> _EXERCISE INSTRUCTIONS_: All of the data must be printed exactly; please include every line.

> _EXTRACTED ENTRIES_:
☆ ☆ ☆ ☆ ☆
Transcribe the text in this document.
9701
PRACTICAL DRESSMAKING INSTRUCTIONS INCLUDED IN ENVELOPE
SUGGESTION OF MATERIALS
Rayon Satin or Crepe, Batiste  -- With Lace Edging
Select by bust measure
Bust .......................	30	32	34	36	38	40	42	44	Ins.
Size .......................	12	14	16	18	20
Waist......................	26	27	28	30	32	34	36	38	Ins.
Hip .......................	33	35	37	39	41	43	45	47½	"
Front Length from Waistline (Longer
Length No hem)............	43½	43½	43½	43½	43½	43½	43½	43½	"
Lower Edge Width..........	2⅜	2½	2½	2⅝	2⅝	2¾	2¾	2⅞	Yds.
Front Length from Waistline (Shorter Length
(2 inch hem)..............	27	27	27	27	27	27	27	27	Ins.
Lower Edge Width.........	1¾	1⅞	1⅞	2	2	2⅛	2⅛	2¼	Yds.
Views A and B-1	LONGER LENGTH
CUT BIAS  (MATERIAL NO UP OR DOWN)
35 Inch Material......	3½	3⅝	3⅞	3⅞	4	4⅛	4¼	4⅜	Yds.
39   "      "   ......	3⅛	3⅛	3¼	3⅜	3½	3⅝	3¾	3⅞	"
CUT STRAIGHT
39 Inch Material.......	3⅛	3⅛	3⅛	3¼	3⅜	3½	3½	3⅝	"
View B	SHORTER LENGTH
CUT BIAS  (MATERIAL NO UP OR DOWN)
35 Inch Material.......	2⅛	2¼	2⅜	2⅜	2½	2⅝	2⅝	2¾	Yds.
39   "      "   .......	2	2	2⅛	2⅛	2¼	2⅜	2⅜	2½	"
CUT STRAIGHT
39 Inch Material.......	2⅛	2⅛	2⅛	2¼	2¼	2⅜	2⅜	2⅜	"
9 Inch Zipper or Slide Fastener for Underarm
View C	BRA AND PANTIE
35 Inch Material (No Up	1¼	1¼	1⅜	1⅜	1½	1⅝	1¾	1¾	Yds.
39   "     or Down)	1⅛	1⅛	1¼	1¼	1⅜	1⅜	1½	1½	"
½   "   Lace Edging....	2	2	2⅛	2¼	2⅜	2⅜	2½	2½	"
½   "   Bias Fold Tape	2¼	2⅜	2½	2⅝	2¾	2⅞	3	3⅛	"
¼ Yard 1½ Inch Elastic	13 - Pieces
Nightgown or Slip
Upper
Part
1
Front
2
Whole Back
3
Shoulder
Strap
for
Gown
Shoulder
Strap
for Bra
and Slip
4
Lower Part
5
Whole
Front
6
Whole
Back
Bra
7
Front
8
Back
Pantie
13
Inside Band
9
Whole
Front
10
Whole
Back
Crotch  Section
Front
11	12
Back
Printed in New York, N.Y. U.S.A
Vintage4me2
☆ ☆ ☆ ☆ ☆
> _TASK ANSWER_:
Transcribe the text in this document.
9701
PRACTICAL DRESSMAKING INSTRUCTIONS INCLUDED IN ENVELOPE
SUGGESTION OF MATERIALS
Rayon Satin or Crepe, Batiste  -- With Lace Edging
Select by bust measure
Bust .......................	30	32	34	36	38	40	42	44	Ins.
Size .......................	12	14	16	18	20
Waist......................	26	27	28	30	32	34	36	38	Ins.
Hip .......................	33	35	37	39	41	43	45	47½	"
Front Length from Waistline (Longer
Length No hem)............	43½	43½	43½	43½	43½	43½	43½	43½	"
Lower Edge Width..........	2⅜	2½	2½	2⅝	2⅝	2¾	2¾	2⅞	Yds.
Front Length from Waistline (Shorter Length
(2 inch hem)..............	27	27	27	27	27	27	27	27	Ins.
Lower Edge Width.........	1¾	1⅞	1⅞	2	2	2⅛	2⅛	2¼	Yds.
Views A and B-1	LONGER LENGTH
CUT BIAS  (MATERIAL NO UP OR DOWN)
35 Inch Material......	3½	3⅝	3⅞	3⅞	4	4⅛	4¼	4⅜	Yds.
39   "      "   ......	3⅛	3⅛	3¼	3⅜	3½	3⅝	3¾	3⅞	"
CUT STRAIGHT
39 Inch Material.......	3⅛	3⅛	3⅛	3¼	3⅜	3½	3½	3⅝	"
View B	SHORTER LENGTH
CUT BIAS  (MATERIAL NO UP OR DOWN)
35 Inch Material.......	2⅛	2¼	2⅜	2⅜	2½	2⅝	2⅝	2¾	Yds.
39   "      "   .......	2	2	2⅛	2⅛	2¼	2⅜	2⅜	2½	"
CUT STRAIGHT
39 Inch Material.......	2⅛	2⅛	2⅛	2¼	2¼	2⅜	2⅜	2⅜	"
9 Inch Zipper or Slide Fastener for Underarm
View C	BRA AND PANTIE
35 Inch Material (No Up	1¼	1¼	1⅜	1⅜	1½	1⅝	1¾	1¾	Yds.
39   "     or Down)	1⅛	1⅛	1¼	1¼	1⅜	1⅜	1½	1½	"
½   "   Lace Edging....	2	2	2⅛	2¼	2⅜	2⅜	2½	2½	"
½   "   Bias Fold Tape	2¼	2⅜	2½	2⅝	2¾	2⅞	3	3⅛	"
¼ Yard 1½ Inch Elastic	13 - Pieces
Nightgown or Slip
Upper
Part
1
Front
2
Whole Back
3
Shoulder
Strap
for
Gown
Shoulder
Strap
for Bra
and Slip
4
Lower Part
5
Whole
Front
6
Whole
Back
Bra
7
Front
8
Back
Pantie
13
Inside Band
9
Whole
Front
10
Whole
Back
Crotch  Section
Front
11	12
Back
Printed in New York, N.Y. U.S.A
Vintage4me2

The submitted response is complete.